[Data entries]
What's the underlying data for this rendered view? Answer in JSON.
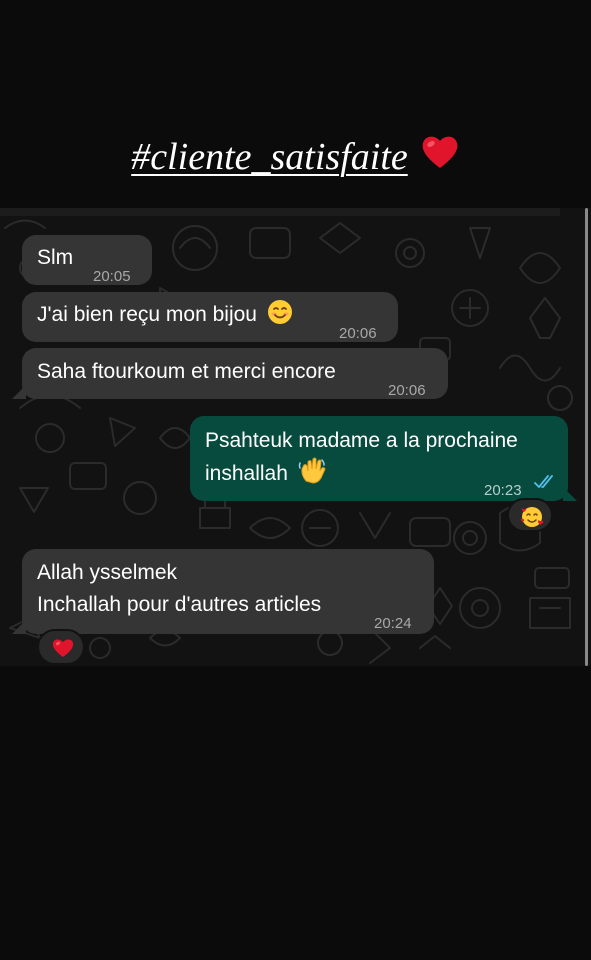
{
  "caption": {
    "text": "#cliente_satisfaite",
    "heart_icon": "red-heart-icon"
  },
  "chat": {
    "messages": [
      {
        "direction": "incoming",
        "text": "Slm",
        "time": "20:05"
      },
      {
        "direction": "incoming",
        "text": "J'ai bien reçu mon bijou",
        "emoji": "smiling-face-emoji",
        "time": "20:06"
      },
      {
        "direction": "incoming",
        "text": "Saha ftourkoum et merci encore",
        "time": "20:06"
      },
      {
        "direction": "outgoing",
        "lines": [
          "Psahteuk madame a la prochaine",
          "inshallah"
        ],
        "emoji": "waving-hand-emoji",
        "time": "20:23",
        "status": "read-double-check-icon",
        "reaction": "smiling-face-with-hearts-emoji"
      },
      {
        "direction": "incoming",
        "lines": [
          "Allah ysselmek",
          "Inchallah pour d'autres articles"
        ],
        "time": "20:24",
        "reaction": "red-heart-emoji"
      }
    ]
  },
  "colors": {
    "incoming_bubble": "#353535",
    "outgoing_bubble": "#074b3f",
    "read_ticks": "#53bdeb",
    "heart": "#e0152b",
    "chat_background": "#121212"
  }
}
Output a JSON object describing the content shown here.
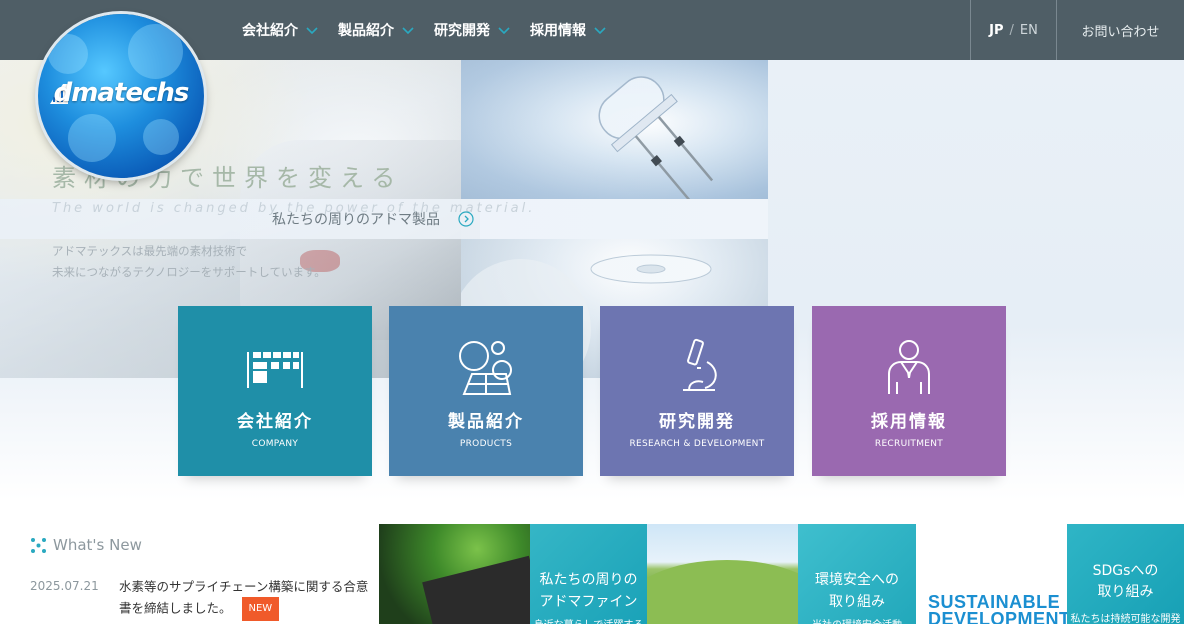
{
  "header": {
    "nav": [
      {
        "label": "会社紹介"
      },
      {
        "label": "製品紹介"
      },
      {
        "label": "研究開発"
      },
      {
        "label": "採用情報"
      }
    ],
    "lang_jp": "JP",
    "lang_sep": "/",
    "lang_en": "EN",
    "contact": "お問い合わせ"
  },
  "logo": {
    "text": "dmatechs"
  },
  "hero": {
    "tagline_jp": "素材の力で世界を変える",
    "tagline_en": "The world is changed by the power of the material.",
    "products_link": "私たちの周りのアドマ製品",
    "desc_line1": "アドマテックスは最先端の素材技術で",
    "desc_line2": "未来につながるテクノロジーをサポートしています。"
  },
  "cards": [
    {
      "jp": "会社紹介",
      "en": "COMPANY",
      "icon": "building-icon",
      "color": "#1f8fa8"
    },
    {
      "jp": "製品紹介",
      "en": "PRODUCTS",
      "icon": "particles-icon",
      "color": "#4a82ae"
    },
    {
      "jp": "研究開発",
      "en": "RESEARCH & DEVELOPMENT",
      "icon": "microscope-icon",
      "color": "#6d75b1"
    },
    {
      "jp": "採用情報",
      "en": "RECRUITMENT",
      "icon": "person-icon",
      "color": "#9a69b0"
    }
  ],
  "news": {
    "title": "What's New",
    "items": [
      {
        "date": "2025.07.21",
        "text": "水素等のサプライチェーン構築に関する合意書を締結しました。",
        "badge": "NEW"
      }
    ]
  },
  "tiles": {
    "adma_fine_line1": "私たちの周りの",
    "adma_fine_line2": "アドマファイン",
    "adma_fine_sub": "身近な暮らしで活躍する",
    "env_line1": "環境安全への",
    "env_line2": "取り組み",
    "env_sub": "当社の環境安全活動",
    "sustainable_line1": "SUSTAINABLE",
    "sustainable_line2": "DEVELOPMENT",
    "sdgs_line1": "SDGsへの",
    "sdgs_line2": "取り組み",
    "sdgs_sub": "私たちは持続可能な開発"
  },
  "colors": {
    "header_bg": "#4f5e66",
    "accent": "#2aa9c0",
    "new_badge": "#f05a2a"
  }
}
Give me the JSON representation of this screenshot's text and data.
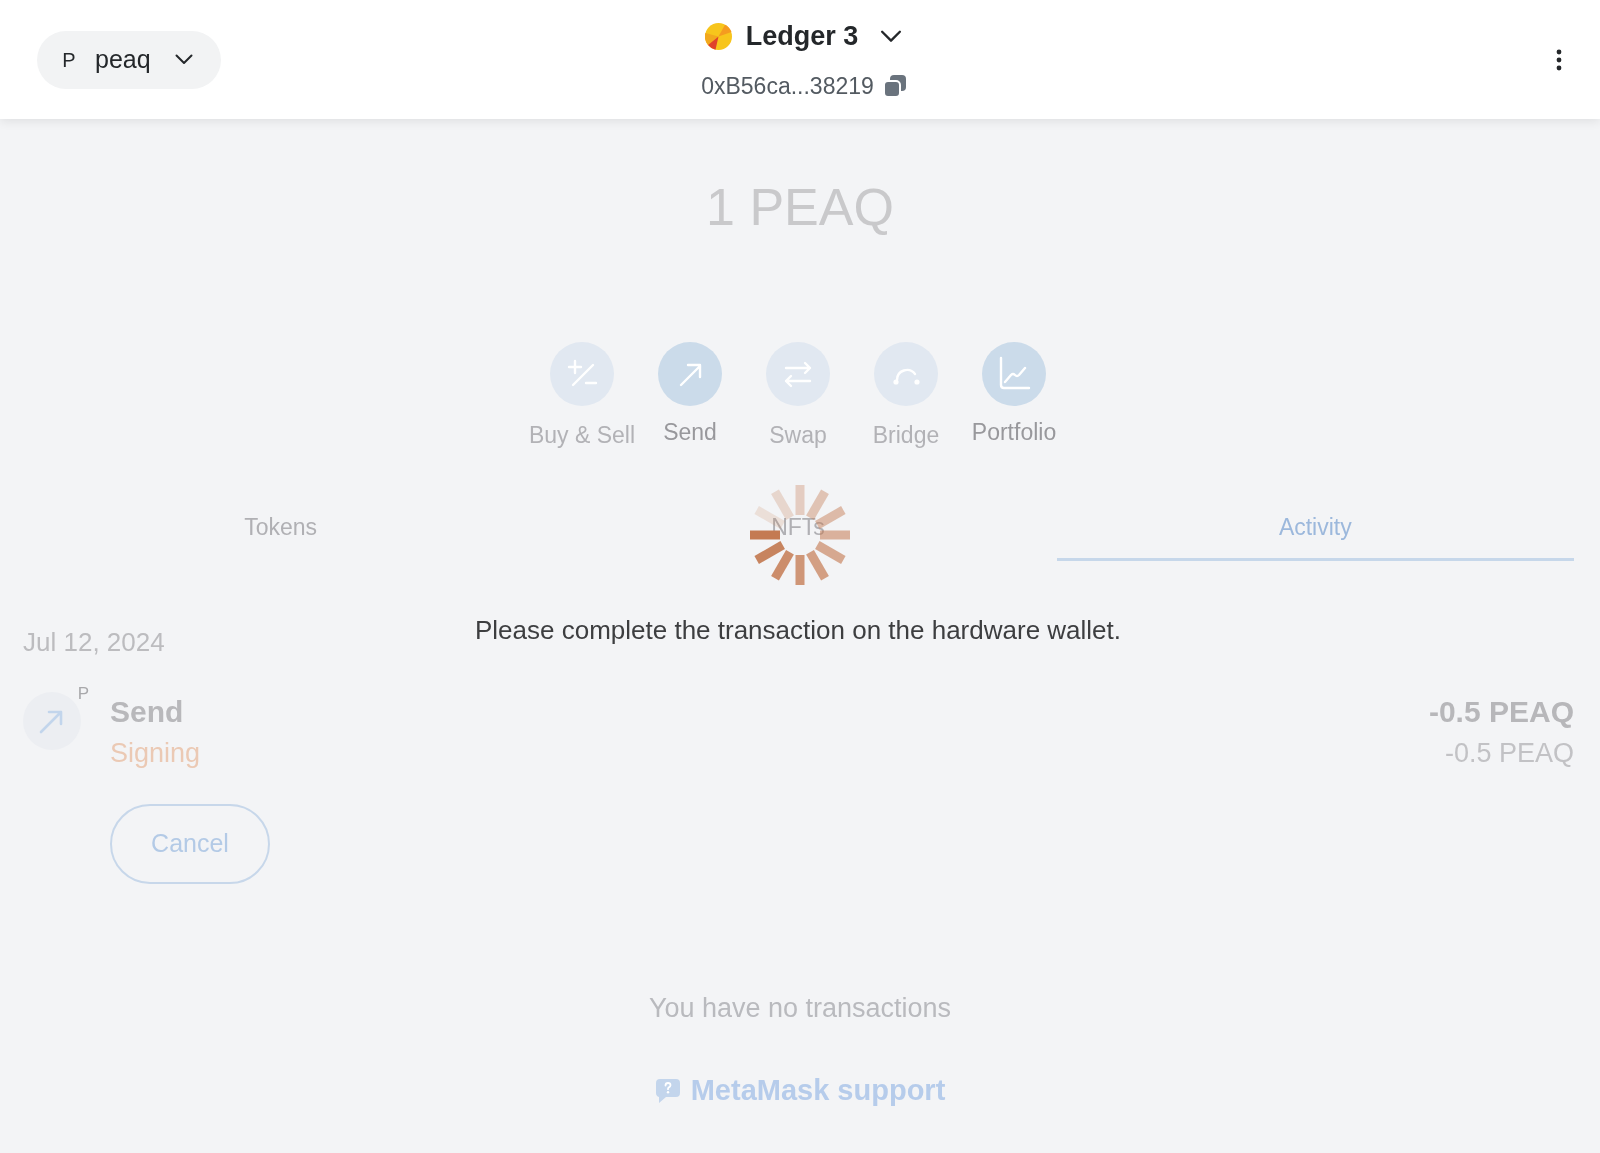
{
  "header": {
    "network": {
      "initial": "P",
      "name": "peaq"
    },
    "account": {
      "name": "Ledger 3",
      "address": "0xB56ca...38219"
    }
  },
  "balance": "1 PEAQ",
  "actions": [
    {
      "label": "Buy & Sell",
      "kind": "buy-sell",
      "disabled": true
    },
    {
      "label": "Send",
      "kind": "send",
      "disabled": false
    },
    {
      "label": "Swap",
      "kind": "swap",
      "disabled": true
    },
    {
      "label": "Bridge",
      "kind": "bridge",
      "disabled": true
    },
    {
      "label": "Portfolio",
      "kind": "portfolio",
      "disabled": false
    }
  ],
  "tabs": [
    {
      "label": "Tokens",
      "selected": false
    },
    {
      "label": "NFTs",
      "selected": false
    },
    {
      "label": "Activity",
      "selected": true
    }
  ],
  "activity": {
    "groups": [
      {
        "date": "Jul 12, 2024",
        "transactions": [
          {
            "title": "Send",
            "token_badge": "P",
            "status": "Signing",
            "amount": "-0.5 PEAQ",
            "secondary_amount": "-0.5 PEAQ",
            "action": "Cancel"
          }
        ]
      }
    ],
    "empty_message": "You have no transactions",
    "support_link": "MetaMask support"
  },
  "overlay": {
    "message": "Please complete the transaction on the hardware wallet."
  }
}
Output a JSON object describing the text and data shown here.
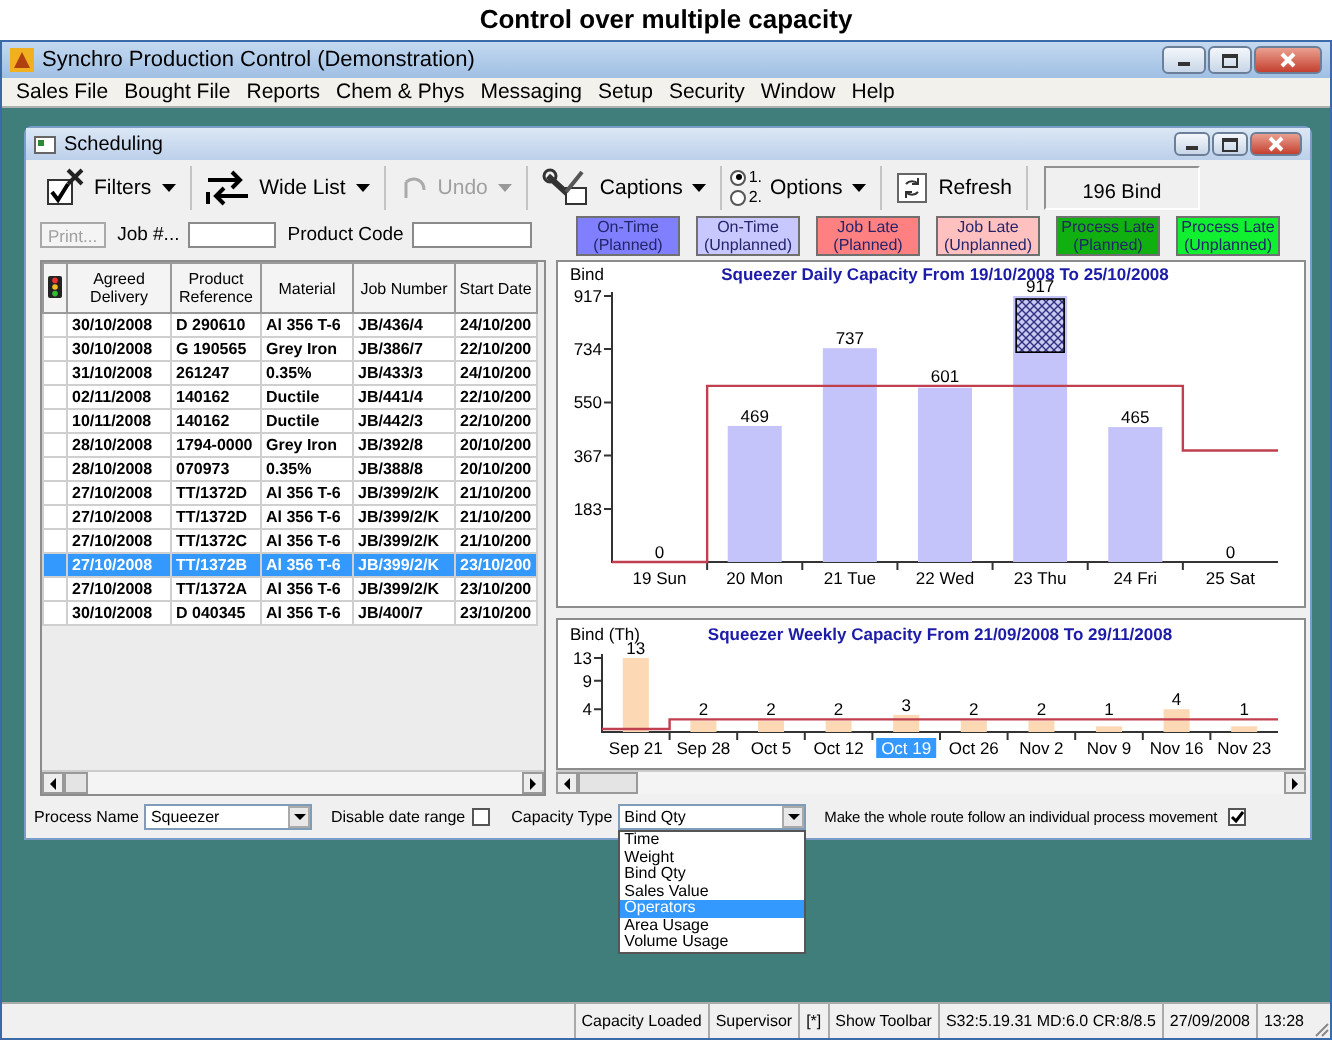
{
  "caption": "Control over multiple capacity",
  "app": {
    "title": "Synchro Production Control (Demonstration)"
  },
  "menu": [
    "Sales File",
    "Bought File",
    "Reports",
    "Chem & Phys",
    "Messaging",
    "Setup",
    "Security",
    "Window",
    "Help"
  ],
  "window": {
    "title": "Scheduling"
  },
  "toolbar": [
    {
      "kind": "filters",
      "label": "Filters",
      "dropdown": true,
      "disabled": false
    },
    {
      "kind": "wide_list",
      "label": "Wide List",
      "dropdown": true,
      "disabled": false
    },
    {
      "kind": "undo",
      "label": "Undo",
      "dropdown": true,
      "disabled": true
    },
    {
      "kind": "captions",
      "label": "Captions",
      "dropdown": true,
      "disabled": false
    },
    {
      "kind": "options",
      "label": "Options",
      "dropdown": true,
      "disabled": false
    },
    {
      "kind": "refresh",
      "label": "Refresh",
      "dropdown": false,
      "disabled": false
    }
  ],
  "options_radios": [
    {
      "label": "1.",
      "selected": true
    },
    {
      "label": "2.",
      "selected": false
    }
  ],
  "bind_count": "196 Bind",
  "filters": {
    "print_button": {
      "label": "Print...",
      "disabled": true
    },
    "job_label": "Job #...",
    "product_label": "Product Code"
  },
  "legend": [
    {
      "label": "On-Time\n(Planned)",
      "color": "#8080ff"
    },
    {
      "label": "On-Time\n(Unplanned)",
      "color": "#c8c8ff"
    },
    {
      "label": "Job Late\n(Planned)",
      "color": "#ff8080"
    },
    {
      "label": "Job Late\n(Unplanned)",
      "color": "#ffc0c0"
    },
    {
      "label": "Process Late\n(Planned)",
      "color": "#10b010"
    },
    {
      "label": "Process Late\n(Unplanned)",
      "color": "#10f030"
    }
  ],
  "table": {
    "columns": [
      "Agreed Delivery",
      "Product Reference",
      "Material",
      "Job Number",
      "Start Date"
    ],
    "rows": [
      {
        "cells": [
          "30/10/2008",
          "D 290610",
          "Al 356 T-6",
          "JB/436/4",
          "24/10/200"
        ],
        "selected": false
      },
      {
        "cells": [
          "30/10/2008",
          "G 190565",
          "Grey Iron",
          "JB/386/7",
          "22/10/200"
        ],
        "selected": false
      },
      {
        "cells": [
          "31/10/2008",
          "261247",
          "0.35%",
          "JB/433/3",
          "24/10/200"
        ],
        "selected": false
      },
      {
        "cells": [
          "02/11/2008",
          "140162",
          "Ductile",
          "JB/441/4",
          "22/10/200"
        ],
        "selected": false
      },
      {
        "cells": [
          "10/11/2008",
          "140162",
          "Ductile",
          "JB/442/3",
          "22/10/200"
        ],
        "selected": false
      },
      {
        "cells": [
          "28/10/2008",
          "1794-0000",
          "Grey Iron",
          "JB/392/8",
          "20/10/200"
        ],
        "selected": false
      },
      {
        "cells": [
          "28/10/2008",
          "070973",
          "0.35%",
          "JB/388/8",
          "20/10/200"
        ],
        "selected": false
      },
      {
        "cells": [
          "27/10/2008",
          "TT/1372D",
          "Al 356 T-6",
          "JB/399/2/K",
          "21/10/200"
        ],
        "selected": false
      },
      {
        "cells": [
          "27/10/2008",
          "TT/1372D",
          "Al 356 T-6",
          "JB/399/2/K",
          "21/10/200"
        ],
        "selected": false
      },
      {
        "cells": [
          "27/10/2008",
          "TT/1372C",
          "Al 356 T-6",
          "JB/399/2/K",
          "21/10/200"
        ],
        "selected": false
      },
      {
        "cells": [
          "27/10/2008",
          "TT/1372B",
          "Al 356 T-6",
          "JB/399/2/K",
          "23/10/200"
        ],
        "selected": true
      },
      {
        "cells": [
          "27/10/2008",
          "TT/1372A",
          "Al 356 T-6",
          "JB/399/2/K",
          "23/10/200"
        ],
        "selected": false
      },
      {
        "cells": [
          "30/10/2008",
          "D 040345",
          "Al 356 T-6",
          "JB/400/7",
          "23/10/200"
        ],
        "selected": false
      }
    ]
  },
  "daily_chart": {
    "chart_data": {
      "type": "bar",
      "title": "Squeezer Daily Capacity From 19/10/2008 To 25/10/2008",
      "ylabel": "Bind",
      "categories": [
        "19 Sun",
        "20 Mon",
        "21 Tue",
        "22 Wed",
        "23 Thu",
        "24 Fri",
        "25 Sat"
      ],
      "values": [
        0,
        469,
        737,
        601,
        917,
        465,
        0
      ],
      "ylim": [
        0,
        917
      ],
      "yticks": [
        183,
        367,
        550,
        734,
        917
      ],
      "data_labels": true
    }
  },
  "weekly_chart": {
    "chart_data": {
      "type": "bar",
      "title": "Squeezer Weekly Capacity From 21/09/2008 To 29/11/2008",
      "ylabel": "Bind (Th)",
      "categories": [
        "Sep 21",
        "Sep 28",
        "Oct 5",
        "Oct 12",
        "Oct 19",
        "Oct 26",
        "Nov 2",
        "Nov 9",
        "Nov 16",
        "Nov 23"
      ],
      "values": [
        13,
        2,
        2,
        2,
        3,
        2,
        2,
        1,
        4,
        1
      ],
      "ylim": [
        0,
        13
      ],
      "yticks": [
        4,
        9,
        13
      ],
      "data_labels": true
    },
    "category_selected": [
      false,
      false,
      false,
      false,
      true,
      false,
      false,
      false,
      false,
      false
    ]
  },
  "bottom": {
    "process_name": {
      "label": "Process Name",
      "value": "Squeezer"
    },
    "disable_date_range": {
      "label": "Disable date range",
      "checked": false
    },
    "capacity_type": {
      "label": "Capacity Type",
      "value": "Bind Qty",
      "expanded": true,
      "options": [
        {
          "label": "Time",
          "highlighted": false
        },
        {
          "label": "Weight",
          "highlighted": false
        },
        {
          "label": "Bind Qty",
          "highlighted": false
        },
        {
          "label": "Sales Value",
          "highlighted": false
        },
        {
          "label": "Operators",
          "highlighted": true
        },
        {
          "label": "Area Usage",
          "highlighted": false
        },
        {
          "label": "Volume Usage",
          "highlighted": false
        }
      ]
    },
    "whole_route": {
      "label": "Make the whole route follow an individual process movement",
      "checked": true
    }
  },
  "status_bar": [
    "Capacity Loaded",
    "Supervisor",
    "[*]",
    "Show Toolbar",
    "S32:5.19.31 MD:6.0 CR:8/8.5",
    "27/09/2008",
    "13:28"
  ]
}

EXERCISE PROMPT
Going through the entries above, tally each line that has the word "Unplanned". Answer with the number only.

EXPECTED OUTPUT
3